PROVIDED ENTRIES ::
-- start --
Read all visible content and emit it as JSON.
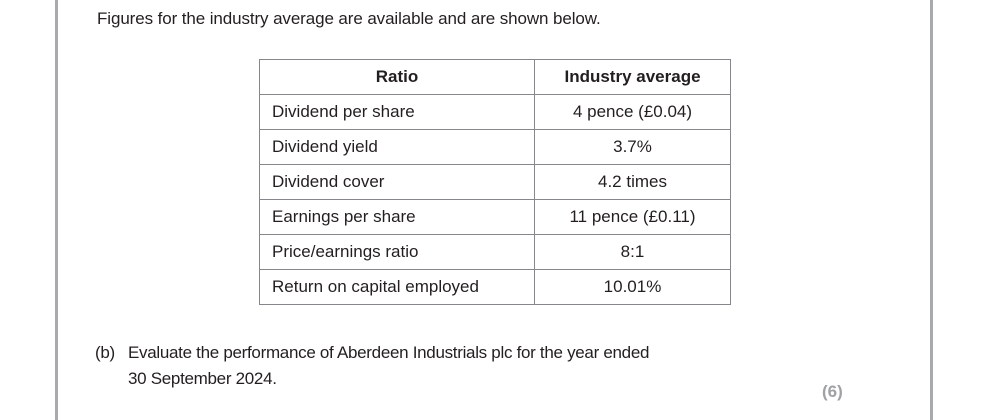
{
  "page": {
    "intro_text": "Figures for the industry average are available and are shown below.",
    "marks": "(6)"
  },
  "question": {
    "label": "(b)",
    "line1": "Evaluate the performance of Aberdeen Industrials plc for the year ended",
    "line2": "30 September 2024."
  },
  "table": {
    "headers": [
      "Ratio",
      "Industry average"
    ],
    "rows": [
      {
        "ratio": "Dividend per share",
        "value": "4 pence (£0.04)"
      },
      {
        "ratio": "Dividend yield",
        "value": "3.7%"
      },
      {
        "ratio": "Dividend cover",
        "value": "4.2 times"
      },
      {
        "ratio": "Earnings per share",
        "value": "11 pence (£0.11)"
      },
      {
        "ratio": "Price/earnings ratio",
        "value": "8:1"
      },
      {
        "ratio": "Return on capital employed",
        "value": "10.01%"
      }
    ]
  },
  "colors": {
    "text": "#231f20",
    "table_border": "#85878a",
    "edge_rule": "#a8aaad",
    "marks": "#9fa1a4"
  }
}
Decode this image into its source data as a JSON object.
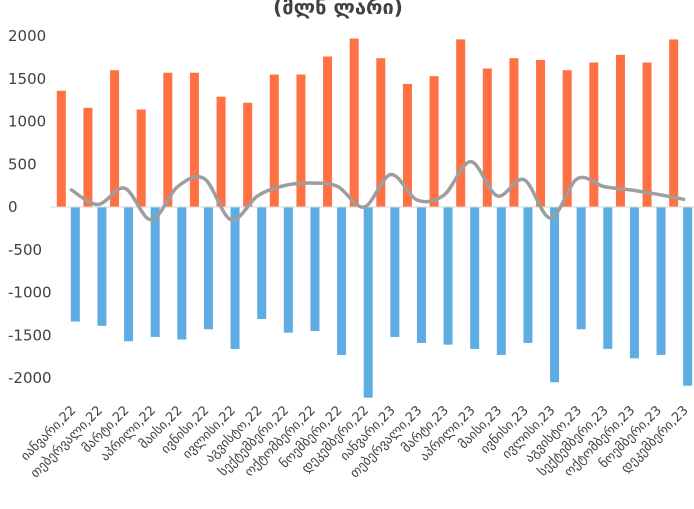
{
  "chart_data": {
    "type": "bar",
    "title": "(მლნ ლარი)",
    "categories": [
      "იანვარი,22",
      "თებერვალი,22",
      "მარტი,22",
      "აპრილი,22",
      "მაისი,22",
      "ივნისი,22",
      "ივლისი,22",
      "აგვისტო,22",
      "სექტემბერი,22",
      "ოქტომბერი,22",
      "ნოემბერი,22",
      "დეკემბერი,22",
      "იანვარი,23",
      "თებერვალი,23",
      "მარტი,23",
      "აპრილი,23",
      "მაისი,23",
      "ივნისი,23",
      "ივლისი,23",
      "აგვისტო,23",
      "სექტემბერი,23",
      "ოქტომბერი,23",
      "ნოემბერი,23",
      "დეკემბერი,23"
    ],
    "series": [
      {
        "kind": "bar",
        "color": "#FF7043",
        "values": [
          1360,
          1160,
          1600,
          1140,
          1570,
          1570,
          1290,
          1220,
          1550,
          1550,
          1760,
          1970,
          1740,
          1440,
          1530,
          1960,
          1620,
          1740,
          1720,
          1600,
          1690,
          1780,
          1690,
          1960
        ]
      },
      {
        "kind": "bar",
        "color": "#5DADE2",
        "values": [
          -1340,
          -1390,
          -1570,
          -1520,
          -1550,
          -1430,
          -1660,
          -1310,
          -1470,
          -1450,
          -1730,
          -2230,
          -1520,
          -1590,
          -1610,
          -1660,
          -1730,
          -1590,
          -2050,
          -1430,
          -1660,
          -1770,
          -1730,
          -2090
        ]
      },
      {
        "kind": "line",
        "color": "#9E9E9E",
        "values": [
          200,
          30,
          220,
          -150,
          240,
          330,
          -150,
          130,
          250,
          280,
          240,
          0,
          380,
          80,
          140,
          530,
          130,
          320,
          -130,
          330,
          240,
          200,
          150,
          90
        ]
      }
    ],
    "ylim": [
      -2200,
      2000
    ],
    "yticks": [
      2000,
      1500,
      1000,
      500,
      0,
      -500,
      -1000,
      -1500,
      -2000
    ],
    "ytick_labels": [
      "2000",
      "1500",
      "1000",
      "500",
      "0",
      "-500",
      "-1000",
      "-1500",
      "-2000"
    ],
    "grid": false,
    "legend": "none"
  }
}
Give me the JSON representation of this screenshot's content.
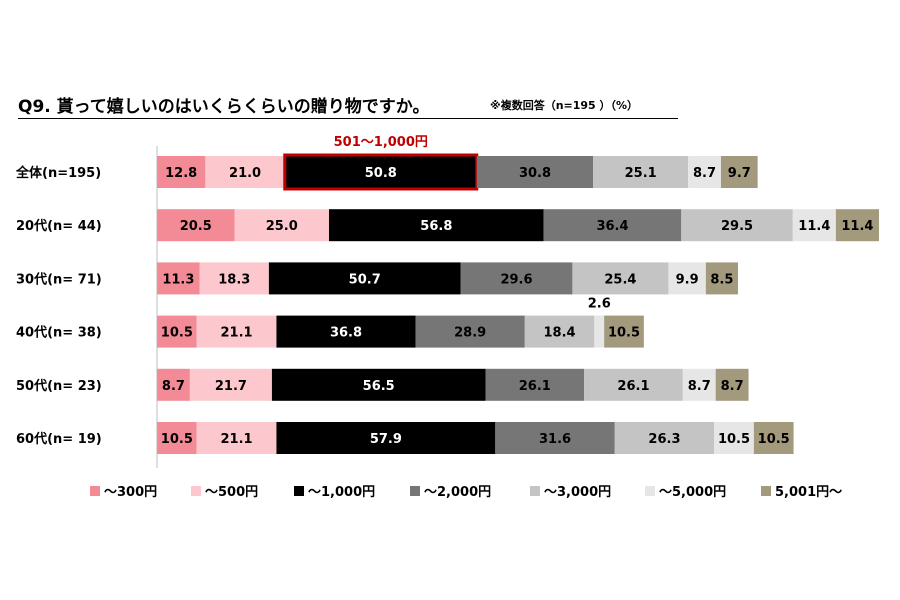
{
  "title": "Q9. 貰って嬉しいのはいくらくらいの贈り物ですか。",
  "subtitle": "※複数回答（n=195 ）（%）",
  "chart_data": {
    "type": "bar",
    "orientation": "horizontal",
    "stacked": true,
    "title": "Q9. 貰って嬉しいのはいくらくらいの贈り物ですか。",
    "xlabel": "",
    "ylabel": "",
    "categories": [
      "全体(n=195)",
      "20代(n=  44)",
      "30代(n=  71)",
      "40代(n=  38)",
      "50代(n=  23)",
      "60代(n=  19)"
    ],
    "series": [
      {
        "name": "～300円",
        "color": "#f28b95",
        "label_color": "#000000",
        "values": [
          12.8,
          20.5,
          11.3,
          10.5,
          8.7,
          10.5
        ]
      },
      {
        "name": "～500円",
        "color": "#fcc8cd",
        "label_color": "#000000",
        "values": [
          21.0,
          25.0,
          18.3,
          21.1,
          21.7,
          21.1
        ]
      },
      {
        "name": "～1,000円",
        "color": "#000000",
        "label_color": "#ffffff",
        "values": [
          50.8,
          56.8,
          50.7,
          36.8,
          56.5,
          57.9
        ]
      },
      {
        "name": "～2,000円",
        "color": "#767676",
        "label_color": "#000000",
        "values": [
          30.8,
          36.4,
          29.6,
          28.9,
          26.1,
          31.6
        ]
      },
      {
        "name": "～3,000円",
        "color": "#c4c4c4",
        "label_color": "#000000",
        "values": [
          25.1,
          29.5,
          25.4,
          18.4,
          26.1,
          26.3
        ]
      },
      {
        "name": "～5,000円",
        "color": "#e6e6e6",
        "label_color": "#000000",
        "values": [
          8.7,
          11.4,
          9.9,
          2.6,
          8.7,
          10.5
        ]
      },
      {
        "name": "5,001円～",
        "color": "#a39a7e",
        "label_color": "#000000",
        "values": [
          9.7,
          11.4,
          8.5,
          10.5,
          8.7,
          10.5
        ]
      }
    ],
    "highlight": {
      "label": "501～1,000円",
      "category": "全体(n=195)",
      "series": "～1,000円",
      "color": "#c00000"
    },
    "legend_position": "bottom",
    "grid": false
  }
}
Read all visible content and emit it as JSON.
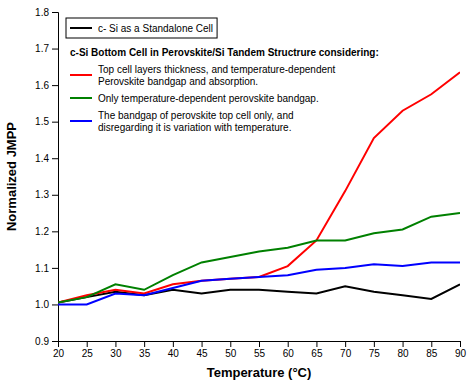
-- end --
REQUIRED WORK ::
Pick out the lines that include the word "name" and write them out.

SOLUTION FOR THIS PROBLEM ::
        "name": "～300円",
        "name": "～500円",
        "name": "～1,000円",
        "name": "～2,000円",
        "name": "～3,000円",
        "name": "～5,000円",
        "name": "5,001円～",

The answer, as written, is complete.